#### Stated exercise 1
Answer each question from the post on series-expansion timing:
(a) According to the edit note, what may the reader ignore, and what caused it to appear?
(b) What timing value does Out[130] report?
(c) Which function does the Solve::ifun warning recommend for complete solution information?
#### Stated exercise 2
Continue the post on series-expansion timing from the point at which it stops.

What I next want to do is build expressions (4, as i and j each range from 1 to 2) where I can extract the regular terms of this series.

 RegTerms[i_, j_, z1_, z2_, TSvz_, TS1_, TS2_] :=
 (*Simplify[*)
 Normal[
  Series[
   (*Simplify[*)
   (*Expand[*)
   (D[tmpTofZ[i, z1, TSvz], z1]*
      D[tmpTofZ[j, z2, TSvz], z2])/(tmpTofZ[i, z1, TSvz] - 
       tmpTofZ[j, z2, TSvz])^2 - If[i == j, 1/(z1 - z2)^2, 0]
   (*]*)
   (*]*)
   , {z1, 0, TS1}, {z2, 0, TS2}
   ]
  ]

So I want to extract the coefficients for later use (lots of use), so I think of a table,

** edit: The time issue is the same, but the 'RT' wasn't there - copy/paste error, can just ignore the 'RT'. **

Timing[
 Table[
  RT[i, j] =
   FullSimplify[
    RegTerms[i, j, z1, z2, 15, 4, 4]
    ]
  , {i, 1, 2}
  , {j, 1, 2}
  ]
 ]

and these are the timing results;

For series expansion orders of 2 and 2 -- about 2 seconds:

In[130]:= Timing[
 Table[
  RT[i, j] =
   FullSimplify[
    RegTerms[i, j, z1, z2, 15, 2, 2]
    ]
  , {i, 1, 2}
  , {j, 1, 2}
  ]
 ]

During evaluation of In[130]:= Solve::ifun: Inverse functions are being used by Solve, so some solutions may not be found; use Reduce for complete solution information.

During evaluation of In[130]:= Solve::ifun: Inverse functions are being used by Solve, so some solutions may not be found; use Reduce for complete solution information.

During evaluation of In[130]:= Solve::ifun: Inverse functions are being used by Solve, so some solutions may not be found; use Reduce for complete solution information.

During evaluation of In[130]:= General::stop: Further output of Solve::ifun will be suppressed during this calculation.

Out[130]= {1.8701, {{1/24 (-3 z1^2 - 4 z1 z2 - 3 z2^2), 
   1/8 (-4 - z1 z2 (4 + 3 z1 z2))}, {1/8 (-4 - z1 z2 (4 + 3 z1 z2)), 
   1/24 (-3 z1^2 - 4 z1 z2 - 3 z2^2)}}}

For series expansion orders of 3 and 3 -- about 3 seconds:

In[131]:= Timing[
 Table[
  RT[i, j] =
   FullSimplify[
    RegTerms[i, j, z1, z2, 15, 3, 3]
    ]
  , {i, 1, 2}
  , {j, 1, 2}
  ]
 ]

During evaluation of In[131]:= Solve::ifun: Inverse functions are being used by Solve, so some solutions may not be found; use Reduce for complete solution information.

During evaluation of In[131]:= Solve::ifun: Inverse functions are being used by Solve, so some solutions may not be found; use Reduce for complete solution information.

#### Dataset excerpt
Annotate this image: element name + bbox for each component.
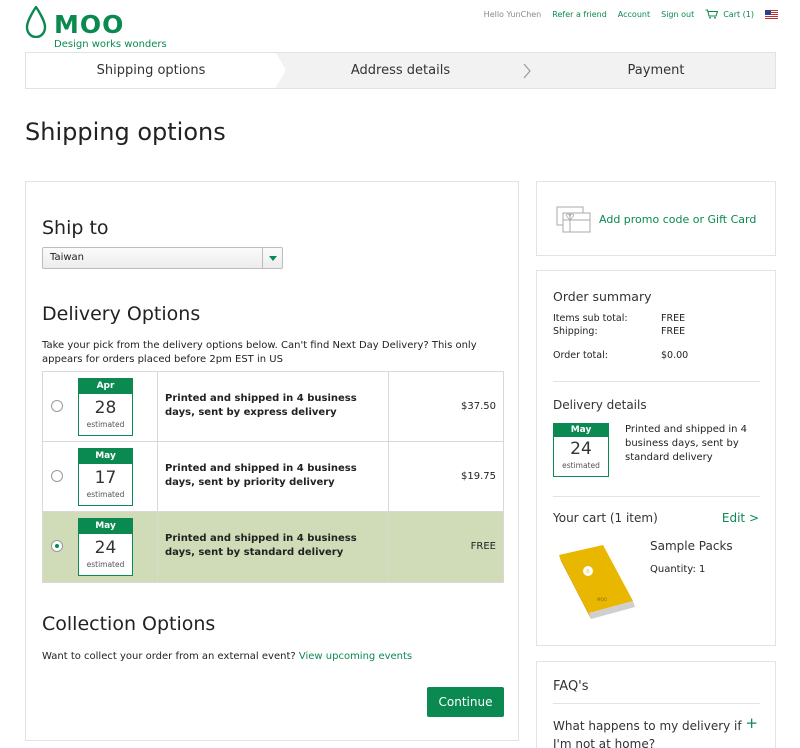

#### Output 1
(a) The reader may ignore the 'RT', which appeared because of a copy/paste error.
(b) 1.8701
(c) Reduce

#### Output 2
During evaluation of In[131]:= Solve::ifun: Inverse functions are being used by Solve, so some solutions may not be found; use Reduce for complete solution information.

During evaluation of In[131]:= General::stop: Further output of Solve::ifun will be suppressed during this calculation.

Out[131]= {2.92662, {{1/
    120 (-15 z1^2 - 20 z1 z2 - 15 z2^2 - 2 z1^3 z2^3), 
   1/8 (-4 - z1 z2 (4 + z1 z2 (3 + 2 z1 z2)))}, {1/
    8 (-4 - z1 z2 (4 + z1 z2 (3 + 2 z1 z2))), 
   1/120 (-15 z1^2 - 20 z1 z2 - 15 z2^2 - 2 z1^3 z2^3)}}}

For series expansion orders of 4 and 4 -- about 38 seconds:

In[132]:= Timing[
 Table[
  RT[i, j] =
   FullSimplify[
    RegTerms[i, j, z1, z2, 15, 4, 4]
    ]
  , {i, 1, 2}
  , {j, 1, 2}
  ]
 ]

During evaluation of In[132]:= Solve::ifun: Inverse functions are being used by Solve, so some solutions may not be found; use Reduce for complete solution information.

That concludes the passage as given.